- [Records supplied]:
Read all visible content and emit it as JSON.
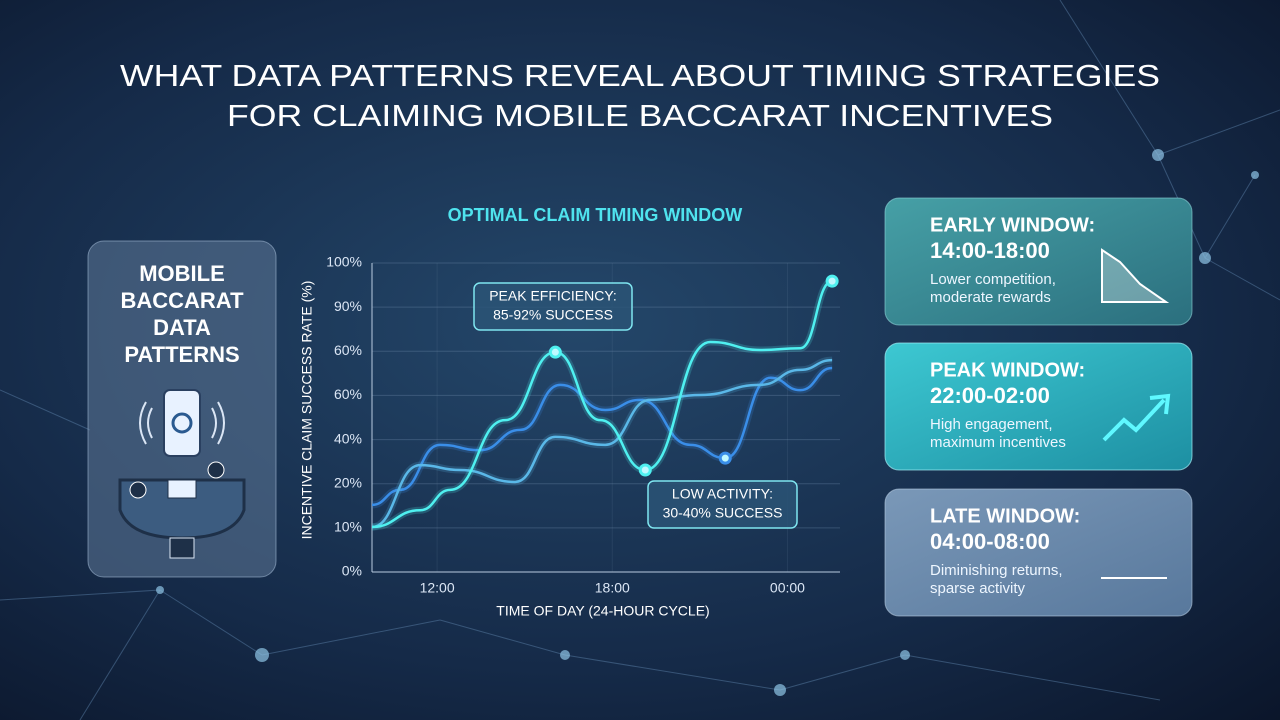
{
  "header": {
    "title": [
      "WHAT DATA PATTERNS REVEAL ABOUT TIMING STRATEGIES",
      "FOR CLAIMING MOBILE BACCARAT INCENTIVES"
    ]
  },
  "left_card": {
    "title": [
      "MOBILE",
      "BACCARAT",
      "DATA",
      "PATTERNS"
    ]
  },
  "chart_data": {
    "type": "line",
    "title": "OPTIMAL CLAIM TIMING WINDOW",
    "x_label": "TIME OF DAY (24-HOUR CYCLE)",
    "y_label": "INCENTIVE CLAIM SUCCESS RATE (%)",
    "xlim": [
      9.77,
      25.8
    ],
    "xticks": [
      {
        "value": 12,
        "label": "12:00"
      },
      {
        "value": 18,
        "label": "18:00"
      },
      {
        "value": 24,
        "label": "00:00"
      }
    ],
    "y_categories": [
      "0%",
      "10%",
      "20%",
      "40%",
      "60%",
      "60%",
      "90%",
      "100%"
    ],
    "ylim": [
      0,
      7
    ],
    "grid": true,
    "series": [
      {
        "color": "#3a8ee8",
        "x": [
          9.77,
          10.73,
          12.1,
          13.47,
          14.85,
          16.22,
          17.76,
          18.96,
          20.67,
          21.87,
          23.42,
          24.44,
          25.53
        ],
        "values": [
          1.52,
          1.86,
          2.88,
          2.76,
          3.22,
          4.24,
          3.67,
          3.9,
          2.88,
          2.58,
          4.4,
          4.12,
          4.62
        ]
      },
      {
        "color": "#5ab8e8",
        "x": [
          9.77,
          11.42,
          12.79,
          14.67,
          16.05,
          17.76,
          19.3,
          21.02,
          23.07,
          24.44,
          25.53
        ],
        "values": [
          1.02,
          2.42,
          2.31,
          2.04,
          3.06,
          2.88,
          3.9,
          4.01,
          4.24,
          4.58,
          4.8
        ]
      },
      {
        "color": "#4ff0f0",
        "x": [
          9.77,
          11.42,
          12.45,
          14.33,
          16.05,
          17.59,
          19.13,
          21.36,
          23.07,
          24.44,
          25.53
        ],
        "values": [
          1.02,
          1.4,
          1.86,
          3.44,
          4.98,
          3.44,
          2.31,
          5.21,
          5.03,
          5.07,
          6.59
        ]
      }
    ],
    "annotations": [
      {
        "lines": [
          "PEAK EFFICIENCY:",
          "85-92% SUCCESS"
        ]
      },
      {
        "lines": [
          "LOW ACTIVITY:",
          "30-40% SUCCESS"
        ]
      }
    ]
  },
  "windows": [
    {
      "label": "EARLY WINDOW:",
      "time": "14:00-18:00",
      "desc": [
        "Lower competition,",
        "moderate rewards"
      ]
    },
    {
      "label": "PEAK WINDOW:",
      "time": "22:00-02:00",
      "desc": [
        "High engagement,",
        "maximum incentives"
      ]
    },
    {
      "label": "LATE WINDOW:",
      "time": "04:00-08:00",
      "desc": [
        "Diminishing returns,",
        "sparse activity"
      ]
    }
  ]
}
...
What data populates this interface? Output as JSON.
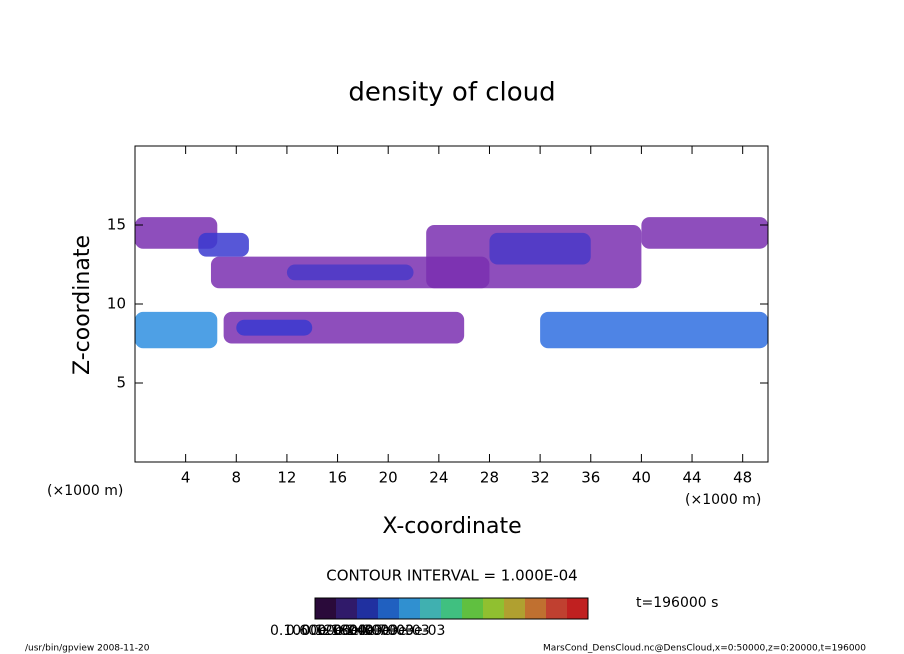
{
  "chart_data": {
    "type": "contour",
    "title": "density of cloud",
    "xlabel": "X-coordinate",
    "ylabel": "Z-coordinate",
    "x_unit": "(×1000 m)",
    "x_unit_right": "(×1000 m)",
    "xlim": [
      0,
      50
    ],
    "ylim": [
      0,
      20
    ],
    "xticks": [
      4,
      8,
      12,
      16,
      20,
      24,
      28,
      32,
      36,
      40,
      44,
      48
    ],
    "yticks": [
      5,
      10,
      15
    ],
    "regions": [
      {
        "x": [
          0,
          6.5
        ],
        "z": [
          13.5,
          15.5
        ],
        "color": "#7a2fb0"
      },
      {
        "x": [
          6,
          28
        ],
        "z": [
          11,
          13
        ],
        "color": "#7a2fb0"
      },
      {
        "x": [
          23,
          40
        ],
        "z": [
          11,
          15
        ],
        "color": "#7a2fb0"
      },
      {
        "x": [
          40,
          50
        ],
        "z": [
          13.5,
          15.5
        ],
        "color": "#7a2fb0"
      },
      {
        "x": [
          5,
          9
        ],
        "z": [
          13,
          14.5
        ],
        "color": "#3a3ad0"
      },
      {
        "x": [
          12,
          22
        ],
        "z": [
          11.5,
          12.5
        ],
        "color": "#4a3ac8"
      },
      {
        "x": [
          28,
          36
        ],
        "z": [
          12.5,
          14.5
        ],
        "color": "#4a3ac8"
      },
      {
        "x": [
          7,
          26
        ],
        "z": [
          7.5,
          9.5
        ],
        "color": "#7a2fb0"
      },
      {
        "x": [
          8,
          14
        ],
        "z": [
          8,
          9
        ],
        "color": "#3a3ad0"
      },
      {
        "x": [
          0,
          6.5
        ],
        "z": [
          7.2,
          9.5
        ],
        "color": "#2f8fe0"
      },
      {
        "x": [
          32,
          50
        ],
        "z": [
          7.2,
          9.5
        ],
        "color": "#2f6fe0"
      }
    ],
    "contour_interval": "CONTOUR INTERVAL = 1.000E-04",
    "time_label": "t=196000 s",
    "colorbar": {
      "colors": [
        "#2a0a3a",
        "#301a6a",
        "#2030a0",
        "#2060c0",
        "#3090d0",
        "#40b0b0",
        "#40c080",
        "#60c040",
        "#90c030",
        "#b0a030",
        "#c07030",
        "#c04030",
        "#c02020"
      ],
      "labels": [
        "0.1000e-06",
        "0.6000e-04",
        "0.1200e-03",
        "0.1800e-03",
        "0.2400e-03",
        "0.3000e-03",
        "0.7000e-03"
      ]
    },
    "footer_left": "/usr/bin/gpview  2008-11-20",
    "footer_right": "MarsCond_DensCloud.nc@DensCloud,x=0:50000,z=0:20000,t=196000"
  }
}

- [Task directions]:
Show every line where the string "PATTERNS" appears.

- [Response]:
      "WHAT DATA PATTERNS REVEAL ABOUT TIMING STRATEGIES",
      "PATTERNS"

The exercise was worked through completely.